_STATED TASK_. Wherever the word "this" shows up in a line, please copy that line.

(Dataset entries)
※

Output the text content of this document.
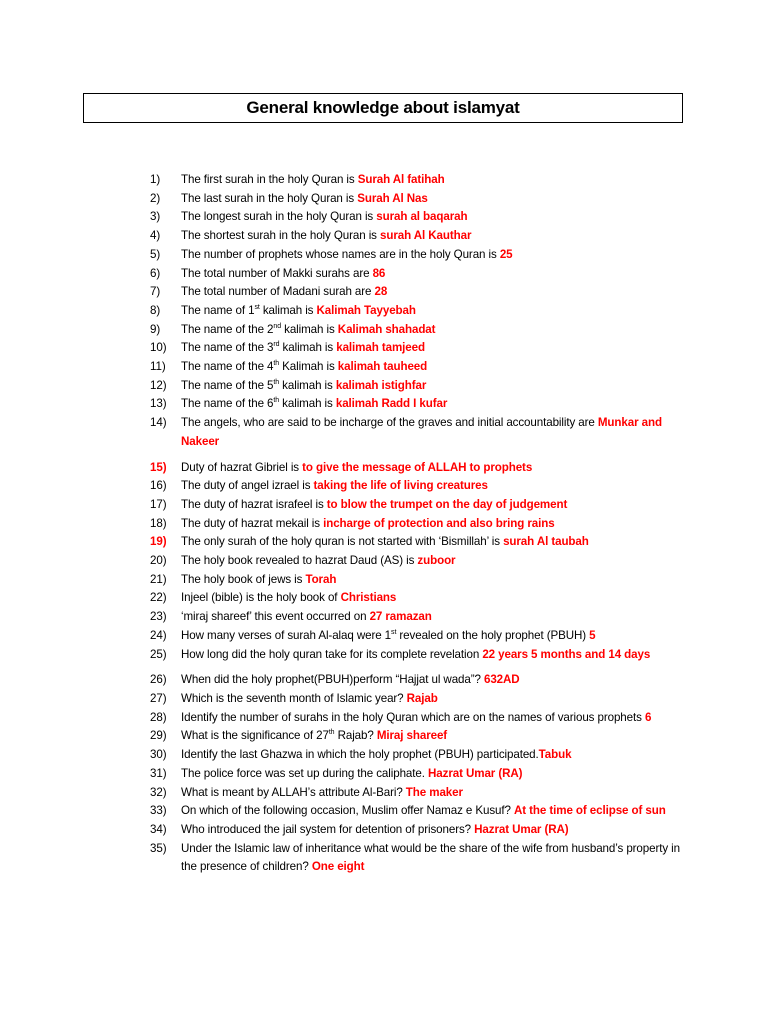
General knowledge about islamyat
1)	The first surah in the holy Quran is Surah Al fatihah
2)	The last surah in the holy Quran is Surah Al Nas
3)	The longest surah in the holy Quran is surah al baqarah
4)	The shortest surah in the holy Quran is surah Al Kauthar
5)	The number of prophets whose names are in the holy Quran is 25
6)	The total number of Makki surahs are 86
7)	The total number of Madani surah are 28
8)	The name of 1st kalimah is Kalimah Tayyebah
9)	The name of the 2nd kalimah is Kalimah shahadat
10)	The name of the 3rd kalimah is kalimah tamjeed
11)	The name of the 4th Kalimah is kalimah tauheed
12)	The name of the 5th kalimah is kalimah istighfar
13)	The name of the 6th kalimah is kalimah Radd I kufar
14)	The angels, who are said to be incharge of the graves and initial accountability are Munkar and Nakeer
15)	Duty of hazrat Gibriel is to give the message of ALLAH to prophets
16)	The duty of angel izrael is taking the life of living creatures
17)	The duty of hazrat israfeel is to blow the trumpet on the day of judgement
18)	The duty of hazrat mekail is incharge of protection and also bring rains
19)	The only surah of the holy quran is not started with ‘Bismillah’ is surah Al taubah
20)	The holy book revealed to hazrat Daud (AS) is zuboor
21)	The holy book of jews is Torah
22)	Injeel (bible) is the holy book of Christians
23)	‘miraj shareef’ this event occurred on 27 ramazan
24)	How many verses of surah Al-alaq were 1st revealed on the holy prophet (PBUH) 5
25)	How long did the holy quran take for its complete revelation 22 years 5 months and 14 days
26)	When did the holy prophet(PBUH)perform “Hajjat ul wada”? 632AD
27)	Which is the seventh month of Islamic year? Rajab
28)	Identify the number of surahs in the holy Quran which are on the names of various prophets 6
29)	What is the significance of 27th Rajab? Miraj shareef
30)	Identify the last Ghazwa in which the holy prophet (PBUH) participated.Tabuk
31)	The police force was set up during the caliphate. Hazrat Umar (RA)
32)	What is meant by ALLAH’s attribute Al-Bari? The maker
33)	On which of the following occasion, Muslim offer Namaz e Kusuf? At the time of eclipse of sun
34)	Who introduced the jail system for detention of prisoners? Hazrat Umar (RA)
35)	Under the Islamic law of inheritance what would be the share of the wife from husband’s property in the presence of children? One eight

※

_ANSWER BELOW_.
Output the text content of this document.
23)	‘miraj shareef’ this event occurred on 27 ramazan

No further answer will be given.